## Aim
Omit every picture and output the rest of the records exactly as they are.

───── Record list ─────

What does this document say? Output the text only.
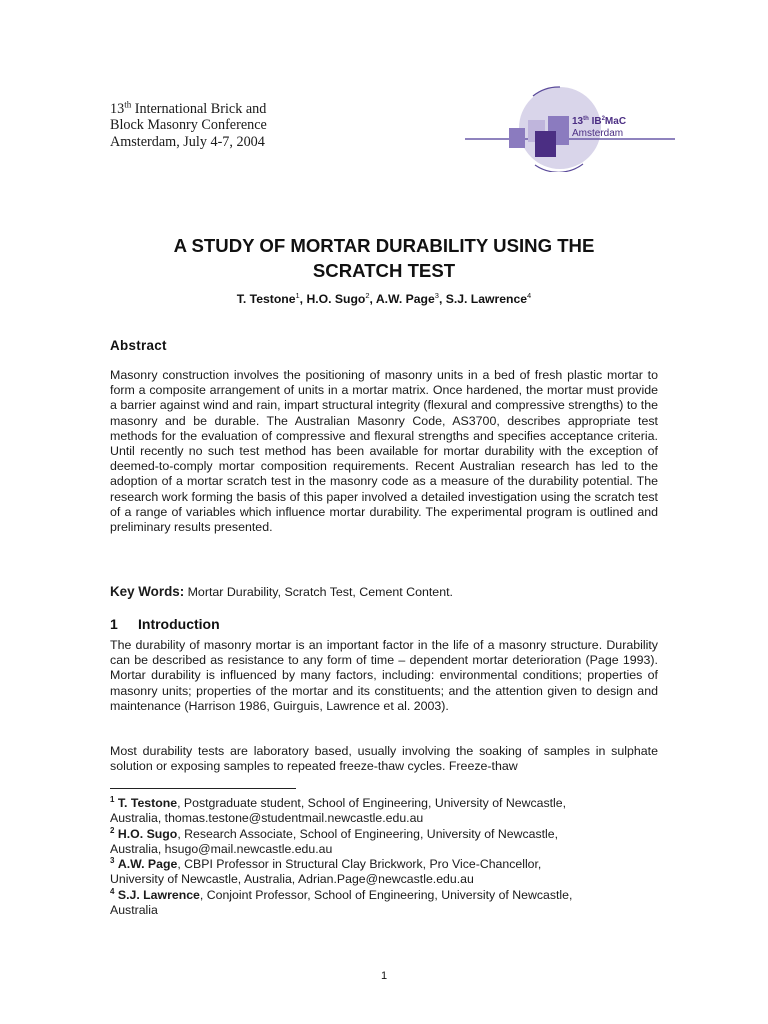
13th International Brick and
Block Masonry Conference
Amsterdam, July 4-7, 2004
13th $IB^2MaC$
Amsterdam
A STUDY OF MORTAR DURABILITY USING THE
SCRATCH TEST
T. Testone$^1$, H.O. Sugo$^2$, A.W. Page$^3$, S.J. Lawrence$^4$
Abstract
Masonry construction involves the positioning of masonry units in a bed of fresh plastic mortar to form a composite arrangement of units in a mortar matrix. Once hardened, the mortar must provide a barrier against wind and rain, impart structural integrity (flexural and compressive strengths) to the masonry and be durable. The Australian Masonry Code, AS3700, describes appropriate test methods for the evaluation of compressive and flexural strengths and specifies acceptance criteria. Until recently no such test method has been available for mortar durability with the exception of deemed-to-comply mortar composition requirements. Recent Australian research has led to the adoption of a mortar scratch test in the masonry code as a measure of the durability potential. The research work forming the basis of this paper involved a detailed investigation using the scratch test of a range of variables which influence mortar durability. The experimental program is outlined and preliminary results presented.
Key Words: Mortar Durability, Scratch Test, Cement Content.
1 Introduction
The durability of masonry mortar is an important factor in the life of a masonry structure. Durability can be described as resistance to any form of time – dependent mortar deterioration (Page 1993). Mortar durability is influenced by many factors, including: environmental conditions; properties of masonry units; properties of the mortar and its constituents; and the attention given to design and maintenance (Harrison 1986, Guirguis, Lawrence et al. 2003).
Most durability tests are laboratory based, usually involving the soaking of samples in sulphate solution or exposing samples to repeated freeze-thaw cycles. Freeze-thaw
$^1$ T. Testone, Postgraduate student, School of Engineering, University of Newcastle,
Australia, thomas.testone@studentmail.newcastle.edu.au
$^2$ H.O. Sugo, Research Associate, School of Engineering, University of Newcastle,
Australia, hsugo@mail.newcastle.edu.au
$^3$ A.W. Page, CBPI Professor in Structural Clay Brickwork, Pro Vice-Chancellor,
University of Newcastle, Australia, Adrian.Page@newcastle.edu.au
$^4$ S.J. Lawrence, Conjoint Professor, School of Engineering, University of Newcastle,
Australia
1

─────

## Reply to the exercise
What does this document say? Output the text only.
13th International Brick and
Block Masonry Conference
Amsterdam, July 4-7, 2004
13th $IB^2MaC$
Amsterdam
A STUDY OF MORTAR DURABILITY USING THE
SCRATCH TEST
T. Testone$^1$, H.O. Sugo$^2$, A.W. Page$^3$, S.J. Lawrence$^4$
Abstract
Masonry construction involves the positioning of masonry units in a bed of fresh plastic mortar to form a composite arrangement of units in a mortar matrix. Once hardened, the mortar must provide a barrier against wind and rain, impart structural integrity (flexural and compressive strengths) to the masonry and be durable. The Australian Masonry Code, AS3700, describes appropriate test methods for the evaluation of compressive and flexural strengths and specifies acceptance criteria. Until recently no such test method has been available for mortar durability with the exception of deemed-to-comply mortar composition requirements. Recent Australian research has led to the adoption of a mortar scratch test in the masonry code as a measure of the durability potential. The research work forming the basis of this paper involved a detailed investigation using the scratch test of a range of variables which influence mortar durability. The experimental program is outlined and preliminary results presented.
Key Words: Mortar Durability, Scratch Test, Cement Content.
1 Introduction
The durability of masonry mortar is an important factor in the life of a masonry structure. Durability can be described as resistance to any form of time – dependent mortar deterioration (Page 1993). Mortar durability is influenced by many factors, including: environmental conditions; properties of masonry units; properties of the mortar and its constituents; and the attention given to design and maintenance (Harrison 1986, Guirguis, Lawrence et al. 2003).
Most durability tests are laboratory based, usually involving the soaking of samples in sulphate solution or exposing samples to repeated freeze-thaw cycles. Freeze-thaw
$^1$ T. Testone, Postgraduate student, School of Engineering, University of Newcastle,
Australia, thomas.testone@studentmail.newcastle.edu.au
$^2$ H.O. Sugo, Research Associate, School of Engineering, University of Newcastle,
Australia, hsugo@mail.newcastle.edu.au
$^3$ A.W. Page, CBPI Professor in Structural Clay Brickwork, Pro Vice-Chancellor,
University of Newcastle, Australia, Adrian.Page@newcastle.edu.au
$^4$ S.J. Lawrence, Conjoint Professor, School of Engineering, University of Newcastle,
Australia
1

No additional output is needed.